_Raw data:_

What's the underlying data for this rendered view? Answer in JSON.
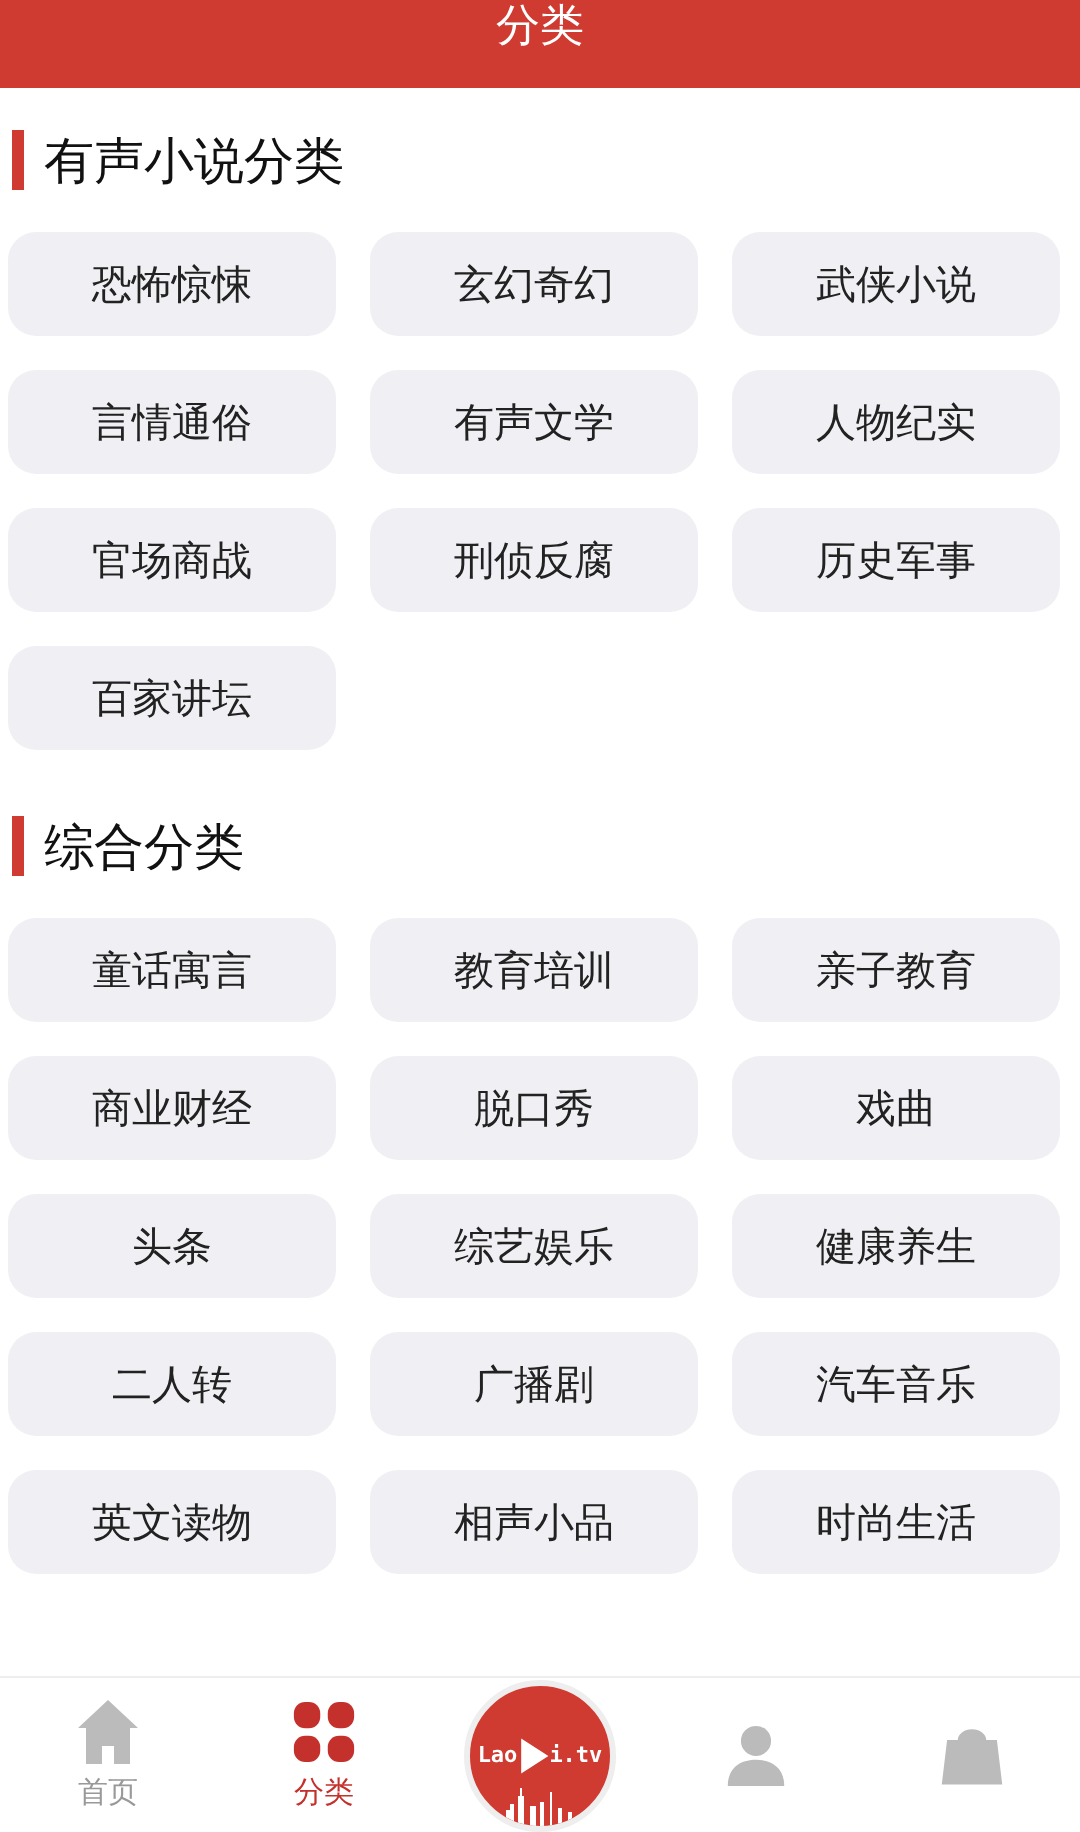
{
  "header": {
    "title": "分类"
  },
  "sections": [
    {
      "title": "有声小说分类",
      "items": [
        "恐怖惊悚",
        "玄幻奇幻",
        "武侠小说",
        "言情通俗",
        "有声文学",
        "人物纪实",
        "官场商战",
        "刑侦反腐",
        "历史军事",
        "百家讲坛"
      ]
    },
    {
      "title": "综合分类",
      "items": [
        "童话寓言",
        "教育培训",
        "亲子教育",
        "商业财经",
        "脱口秀",
        "戏曲",
        "头条",
        "综艺娱乐",
        "健康养生",
        "二人转",
        "广播剧",
        "汽车音乐",
        "英文读物",
        "相声小品",
        "时尚生活"
      ]
    }
  ],
  "tab_bar": [
    {
      "kind": "home",
      "label": "首页",
      "selected": false
    },
    {
      "kind": "category",
      "label": "分类",
      "selected": true
    },
    {
      "kind": "center",
      "logo_left": "Lao",
      "logo_right": "i.tv"
    },
    {
      "kind": "person"
    },
    {
      "kind": "shop"
    }
  ]
}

_Your task:_ All of the data needs repeating exactly, but the pictures do not.

_Solution below:_
What's the underlying data for this rendered view? Answer in JSON.
{
  "header": {
    "title": "分类"
  },
  "sections": [
    {
      "title": "有声小说分类",
      "items": [
        "恐怖惊悚",
        "玄幻奇幻",
        "武侠小说",
        "言情通俗",
        "有声文学",
        "人物纪实",
        "官场商战",
        "刑侦反腐",
        "历史军事",
        "百家讲坛"
      ]
    },
    {
      "title": "综合分类",
      "items": [
        "童话寓言",
        "教育培训",
        "亲子教育",
        "商业财经",
        "脱口秀",
        "戏曲",
        "头条",
        "综艺娱乐",
        "健康养生",
        "二人转",
        "广播剧",
        "汽车音乐",
        "英文读物",
        "相声小品",
        "时尚生活"
      ]
    }
  ],
  "tab_bar": [
    {
      "kind": "home",
      "label": "首页",
      "selected": false
    },
    {
      "kind": "category",
      "label": "分类",
      "selected": true
    },
    {
      "kind": "center",
      "logo_left": "Lao",
      "logo_right": "i.tv"
    },
    {
      "kind": "person"
    },
    {
      "kind": "shop"
    }
  ]
}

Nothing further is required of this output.